(Data entries)
──────────
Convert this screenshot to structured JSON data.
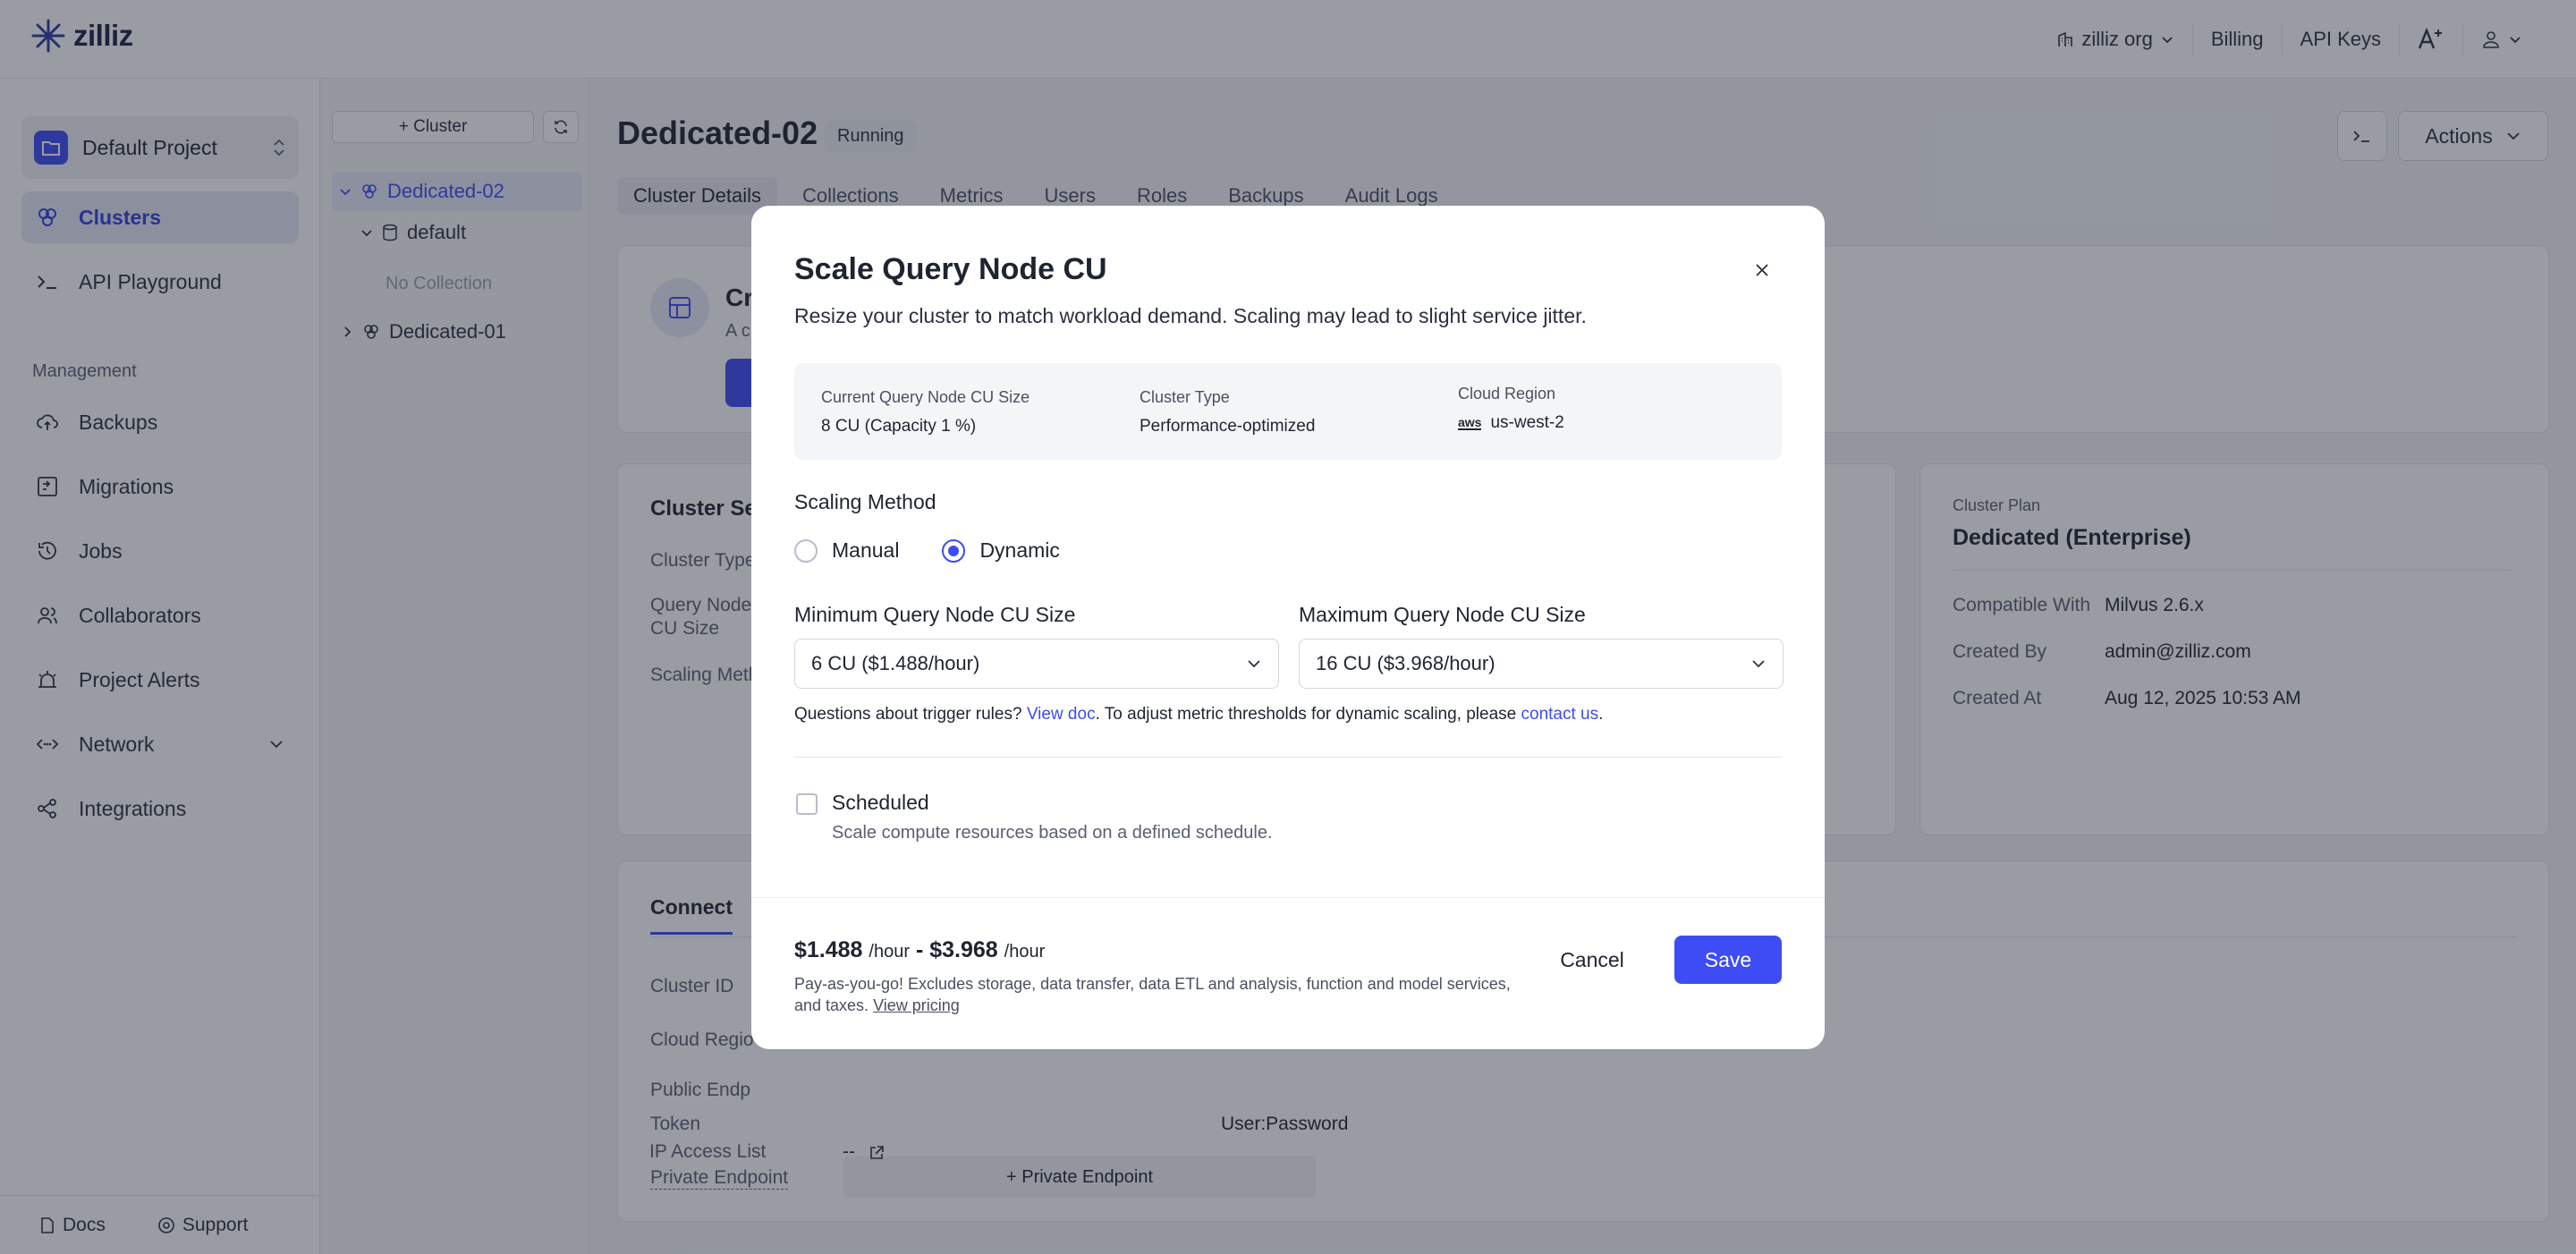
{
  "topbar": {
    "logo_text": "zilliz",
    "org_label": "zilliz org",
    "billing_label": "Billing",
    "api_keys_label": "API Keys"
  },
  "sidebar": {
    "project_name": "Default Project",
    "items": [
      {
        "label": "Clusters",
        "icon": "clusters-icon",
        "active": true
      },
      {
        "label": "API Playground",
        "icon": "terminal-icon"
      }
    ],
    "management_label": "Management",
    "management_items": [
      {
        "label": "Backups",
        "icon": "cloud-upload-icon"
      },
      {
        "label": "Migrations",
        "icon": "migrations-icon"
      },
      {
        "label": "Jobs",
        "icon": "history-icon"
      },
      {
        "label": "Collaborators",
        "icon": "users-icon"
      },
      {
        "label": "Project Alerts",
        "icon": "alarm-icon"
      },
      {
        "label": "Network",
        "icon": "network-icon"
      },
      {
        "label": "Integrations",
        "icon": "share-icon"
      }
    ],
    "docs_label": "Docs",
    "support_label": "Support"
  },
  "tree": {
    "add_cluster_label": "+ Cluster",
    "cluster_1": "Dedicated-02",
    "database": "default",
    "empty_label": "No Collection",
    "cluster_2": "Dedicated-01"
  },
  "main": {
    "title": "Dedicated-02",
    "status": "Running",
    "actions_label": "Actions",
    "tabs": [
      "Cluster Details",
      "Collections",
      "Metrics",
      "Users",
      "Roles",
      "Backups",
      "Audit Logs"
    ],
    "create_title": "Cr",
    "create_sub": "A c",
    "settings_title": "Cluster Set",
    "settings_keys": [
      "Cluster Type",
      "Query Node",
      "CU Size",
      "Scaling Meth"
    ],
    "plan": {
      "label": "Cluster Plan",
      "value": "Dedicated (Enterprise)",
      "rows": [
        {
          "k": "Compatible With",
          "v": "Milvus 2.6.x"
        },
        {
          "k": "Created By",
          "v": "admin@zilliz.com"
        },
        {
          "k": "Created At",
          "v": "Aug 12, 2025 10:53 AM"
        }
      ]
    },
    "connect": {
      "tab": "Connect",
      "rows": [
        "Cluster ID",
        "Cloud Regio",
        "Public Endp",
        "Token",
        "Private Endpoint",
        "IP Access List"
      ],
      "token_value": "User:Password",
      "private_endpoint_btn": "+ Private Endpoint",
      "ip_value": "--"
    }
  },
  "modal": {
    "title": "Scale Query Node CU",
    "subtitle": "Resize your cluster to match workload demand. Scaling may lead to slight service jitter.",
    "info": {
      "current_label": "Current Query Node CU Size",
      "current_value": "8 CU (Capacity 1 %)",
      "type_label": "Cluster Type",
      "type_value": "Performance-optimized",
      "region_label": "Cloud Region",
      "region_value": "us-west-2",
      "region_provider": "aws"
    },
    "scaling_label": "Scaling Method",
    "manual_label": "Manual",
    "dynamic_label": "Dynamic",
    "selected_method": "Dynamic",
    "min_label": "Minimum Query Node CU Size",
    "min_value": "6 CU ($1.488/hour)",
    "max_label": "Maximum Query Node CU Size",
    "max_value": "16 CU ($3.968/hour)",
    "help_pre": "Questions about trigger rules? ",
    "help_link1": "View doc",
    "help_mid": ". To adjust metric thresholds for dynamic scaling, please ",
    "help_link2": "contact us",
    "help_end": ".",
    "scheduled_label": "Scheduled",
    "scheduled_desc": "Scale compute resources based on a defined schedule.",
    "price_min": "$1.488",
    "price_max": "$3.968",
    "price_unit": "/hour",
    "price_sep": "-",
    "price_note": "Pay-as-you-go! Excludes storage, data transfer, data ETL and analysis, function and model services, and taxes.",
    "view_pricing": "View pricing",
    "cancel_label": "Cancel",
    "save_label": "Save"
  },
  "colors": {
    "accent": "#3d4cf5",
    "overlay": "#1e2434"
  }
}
──────────
## Set exercise
Pull every line holding "Node" out of the records.

## Response to the exercise
      "Query Node",
    "title": "Scale Query Node CU",
      "current_label": "Current Query Node CU Size",
    "min_label": "Minimum Query Node CU Size",
    "max_label": "Maximum Query Node CU Size",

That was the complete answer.